### WHAT IS EXPECTED
Write out all the entries word for word, but skip any images.

### DATASET CONTENT
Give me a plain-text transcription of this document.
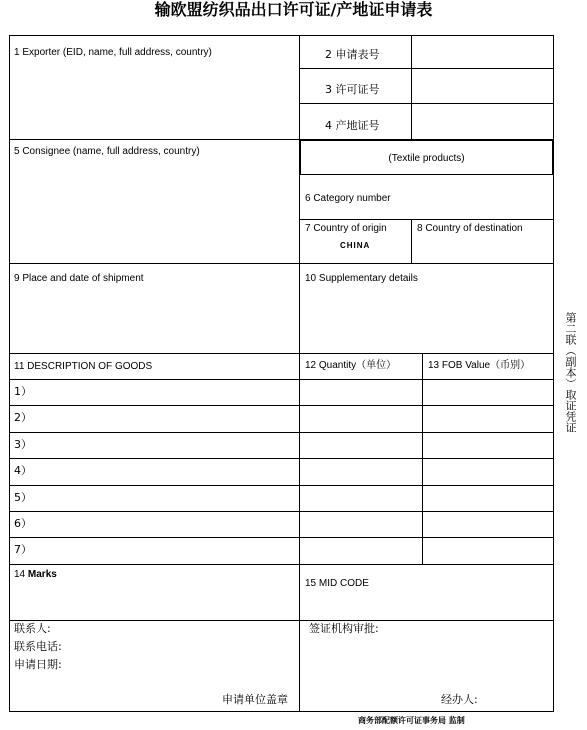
输欧盟纺织品出口许可证/产地证申请表
1 Exporter (EID, name, full address, country)	2 申请表号
3 许可证号
4 产地证号
5 Consignee (name, full address, country)
(Textile products)
6 Category number
7 Country of origin
CHINA
8 Country of destination
9 Place and date of shipment	10 Supplementary details
11 DESCRIPTION OF GOODS	12 Quantity（单位）	13 FOB Value（币别）
1）
2）
3）
4）
5）
6）
7）
14 Marks
15 MID CODE
联系人:
联系电话:
申请日期:
申请单位盖章
签证机构审批:
经办人:
第二联（副本）取证凭证
商务部配额许可证事务局 监制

### RIGHT ANSWER
Give me a plain-text transcription of this document.
输欧盟纺织品出口许可证/产地证申请表
1 Exporter (EID, name, full address, country)	2 申请表号
3 许可证号
4 产地证号
5 Consignee (name, full address, country)
(Textile products)
6 Category number
7 Country of origin
CHINA
8 Country of destination
9 Place and date of shipment	10 Supplementary details
11 DESCRIPTION OF GOODS	12 Quantity（单位）	13 FOB Value（币别）
1）
2）
3）
4）
5）
6）
7）
14 Marks
15 MID CODE
联系人:
联系电话:
申请日期:
申请单位盖章
签证机构审批:
经办人:
第二联（副本）取证凭证
商务部配额许可证事务局 监制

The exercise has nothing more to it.